[DOCUMENTO DE ORIGEM]
━━━━━━━━━━

Page 2: Simulacro Da Brancura   Marcio Andre Dos Santos

aconteceu lá em casa com o meu sobrinho. Felizmente o pretinho continua gostando das músicas do Michael, mas não tá nem ai pra doença dele. Agora prefere ouvir os Racionais). 

O desserviço para a auto­estima das crianças negras e não­brancas feito por Ronaldinho Antifenomenal  é  de  tamanha proporção  que prevejo  um mercado  de  trabalho  promissor  para psicólogos sociais que se formarão daqui a uns cinquenta anos. O craque dos gramados jogou a merda no ventilador ao denegar sua identidade racial,  dando descarga no vaso com todas as forças   à   sua   negritude.   Só   em   pensar   que   crianças,   adolescentes   e   mesmo   adultos   de praticamente todo o planeta se inspiram em sua história de “superação” da pobreza e de sucesso profissional, dá um arrepio grande. 

Lembro de um filme americano (pra variar)  muito   interessante  chamado Esquadrão  da Reforma (Drop Squad) que expressa bem a idéia desse ensaio. Um grupo de afro­americanos radicais tipo Panteras Negras dos anos 90 seqüestram outros afro­americanos que trabalham em empresas de brancos e ao ascenderem socialmente “esquecem” totalmente suas comunidades e de condição de negros. Os seqüestrados ficam durante semanas, meses, sob tortura psicológica pesada, revendo momentos emblemáticos da cultura negra norte­americana e a luta pelos direitos civis   até   recobrarem   a   “lembrança”   do   lugar   de   onde   vieram.   Alguns   simplesmente   não “respondem”   bem   ao   processo   e   ficam   durante   longos   meses   imersos   na   brancura   recém conquistada e outros, após muito Marvin Gaye e Harold Melvin na mente, voltam pouco a pouco a valorizar   seu   real   pertencimento.   Não   que   esteja   proponho   o   seqüestro   (ao   menos metaforicamente) do nosso ex­Fenômeno, mas bem que ele devia passar uns meseszinhos preso para  parar  de brincar  de ser branco.  Ser  branco  é  mole,  quero  ver  é   ficar  com a cara preta estampada as porradas da realidade e ainda por cima ter orgulho de ser o que se é. Não basta dizer­se contra o racismo e a discriminação racial, como declarou. Há que se ter coerência. O anti­racismo racista brasileiro já expôs a sua total falácia: ao confessar que há racismo nega que seja racista. Ou seja, lava as mãos. Estamos longe da pretensão de estabelecer o que seria certo ou errado neste sentido. Quem tem boca, afinal, fala o que quer. Agora, peralá...  Tudo tem limite. Esse  menino  está   brincando  com os nossos  brios.  Levamos  quase  o  século  20   inteiro  para convencer a negligente elite brasileira e a sociedade a reconhecer minimamente a existência do racismo e a começar a nos tratar com a dignidade que exigimos e vem esses ex­negros brincar de ser branco!! Sinceramente, fica difícil.

━━━━━━━━━━

Explique, com base no ensaio, por que dá "um arrepio grande" pensar em Ronaldinho. Responda em uma a três frases.

━━━━━━━━━━

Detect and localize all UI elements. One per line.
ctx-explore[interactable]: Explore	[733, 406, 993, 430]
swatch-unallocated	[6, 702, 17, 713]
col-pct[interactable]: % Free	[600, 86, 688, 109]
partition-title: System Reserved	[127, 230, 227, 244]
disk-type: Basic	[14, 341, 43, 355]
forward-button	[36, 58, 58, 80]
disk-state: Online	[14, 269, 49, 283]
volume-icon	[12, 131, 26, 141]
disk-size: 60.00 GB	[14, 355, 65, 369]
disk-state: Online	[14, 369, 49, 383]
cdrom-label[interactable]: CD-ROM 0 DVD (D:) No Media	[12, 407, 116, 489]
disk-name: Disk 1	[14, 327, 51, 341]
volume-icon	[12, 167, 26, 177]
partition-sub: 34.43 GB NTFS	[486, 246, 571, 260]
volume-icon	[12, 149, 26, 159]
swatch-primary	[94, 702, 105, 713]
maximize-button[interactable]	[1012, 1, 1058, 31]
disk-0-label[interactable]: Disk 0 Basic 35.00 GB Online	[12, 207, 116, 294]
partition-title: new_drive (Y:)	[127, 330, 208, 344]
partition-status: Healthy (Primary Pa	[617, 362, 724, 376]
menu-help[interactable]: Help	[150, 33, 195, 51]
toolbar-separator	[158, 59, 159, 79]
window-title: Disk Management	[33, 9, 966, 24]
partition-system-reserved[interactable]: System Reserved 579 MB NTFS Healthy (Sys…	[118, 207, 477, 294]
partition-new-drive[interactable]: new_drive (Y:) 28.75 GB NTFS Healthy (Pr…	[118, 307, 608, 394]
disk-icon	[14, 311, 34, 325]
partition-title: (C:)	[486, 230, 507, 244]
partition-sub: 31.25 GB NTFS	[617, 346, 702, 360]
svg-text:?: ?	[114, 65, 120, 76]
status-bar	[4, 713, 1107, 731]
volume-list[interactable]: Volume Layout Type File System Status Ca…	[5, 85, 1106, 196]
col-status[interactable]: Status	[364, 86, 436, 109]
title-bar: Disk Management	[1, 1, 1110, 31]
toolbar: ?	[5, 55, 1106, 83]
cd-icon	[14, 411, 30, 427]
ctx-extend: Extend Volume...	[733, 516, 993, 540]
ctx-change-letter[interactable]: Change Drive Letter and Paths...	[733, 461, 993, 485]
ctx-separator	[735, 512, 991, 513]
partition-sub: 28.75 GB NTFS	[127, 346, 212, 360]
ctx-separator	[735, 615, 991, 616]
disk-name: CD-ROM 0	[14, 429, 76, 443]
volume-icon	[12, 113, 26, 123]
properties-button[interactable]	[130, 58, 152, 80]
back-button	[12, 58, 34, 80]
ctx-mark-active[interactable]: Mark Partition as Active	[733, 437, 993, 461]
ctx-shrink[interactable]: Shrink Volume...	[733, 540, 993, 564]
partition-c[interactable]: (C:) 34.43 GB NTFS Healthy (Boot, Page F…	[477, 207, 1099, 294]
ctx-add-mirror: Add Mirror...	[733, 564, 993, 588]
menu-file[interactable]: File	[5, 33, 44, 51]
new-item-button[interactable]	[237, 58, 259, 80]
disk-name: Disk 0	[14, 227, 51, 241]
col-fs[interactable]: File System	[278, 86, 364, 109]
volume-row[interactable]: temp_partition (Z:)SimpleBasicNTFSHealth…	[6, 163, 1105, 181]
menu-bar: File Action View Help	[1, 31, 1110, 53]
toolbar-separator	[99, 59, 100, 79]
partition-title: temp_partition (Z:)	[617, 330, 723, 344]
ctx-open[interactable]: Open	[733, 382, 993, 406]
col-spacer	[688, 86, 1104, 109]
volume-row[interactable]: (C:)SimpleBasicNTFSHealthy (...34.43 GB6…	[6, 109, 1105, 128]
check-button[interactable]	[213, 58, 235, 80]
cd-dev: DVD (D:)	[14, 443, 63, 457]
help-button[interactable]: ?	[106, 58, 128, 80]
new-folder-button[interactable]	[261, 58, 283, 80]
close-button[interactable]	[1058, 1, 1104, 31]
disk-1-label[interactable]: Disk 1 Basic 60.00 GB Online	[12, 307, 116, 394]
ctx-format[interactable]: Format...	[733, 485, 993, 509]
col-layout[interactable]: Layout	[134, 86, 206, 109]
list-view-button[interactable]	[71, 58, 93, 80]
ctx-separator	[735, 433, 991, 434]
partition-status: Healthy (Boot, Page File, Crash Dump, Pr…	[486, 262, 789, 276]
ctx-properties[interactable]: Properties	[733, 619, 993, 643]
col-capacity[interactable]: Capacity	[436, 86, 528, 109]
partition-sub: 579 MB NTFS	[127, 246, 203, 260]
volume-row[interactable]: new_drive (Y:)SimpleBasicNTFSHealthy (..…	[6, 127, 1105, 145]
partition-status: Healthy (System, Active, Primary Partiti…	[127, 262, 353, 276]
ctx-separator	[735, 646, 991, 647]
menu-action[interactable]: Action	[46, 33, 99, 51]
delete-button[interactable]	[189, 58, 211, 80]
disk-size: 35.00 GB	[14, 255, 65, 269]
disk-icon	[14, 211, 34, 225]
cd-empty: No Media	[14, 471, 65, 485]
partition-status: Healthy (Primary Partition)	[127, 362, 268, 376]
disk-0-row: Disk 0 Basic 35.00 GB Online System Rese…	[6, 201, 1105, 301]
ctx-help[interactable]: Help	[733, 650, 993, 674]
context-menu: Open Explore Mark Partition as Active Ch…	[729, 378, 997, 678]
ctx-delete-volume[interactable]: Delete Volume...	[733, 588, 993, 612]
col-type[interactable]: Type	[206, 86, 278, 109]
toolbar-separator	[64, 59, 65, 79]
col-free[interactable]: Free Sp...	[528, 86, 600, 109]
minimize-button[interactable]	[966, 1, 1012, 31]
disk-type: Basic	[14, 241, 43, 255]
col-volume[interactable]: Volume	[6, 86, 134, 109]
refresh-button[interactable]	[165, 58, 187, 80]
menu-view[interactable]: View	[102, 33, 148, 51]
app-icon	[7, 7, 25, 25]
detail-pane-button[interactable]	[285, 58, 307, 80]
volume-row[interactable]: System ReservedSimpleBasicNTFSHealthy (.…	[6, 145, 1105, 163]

━━━━━━━━━━

[RESULTADO DO EXERCÍCIO] Ronaldinho nega sua identidade racial. Mesmo assim, crianças, adolescentes e até adultos de praticamente todo o planeta se inspiram na história dele de "superação" da pobreza e de sucesso profissional.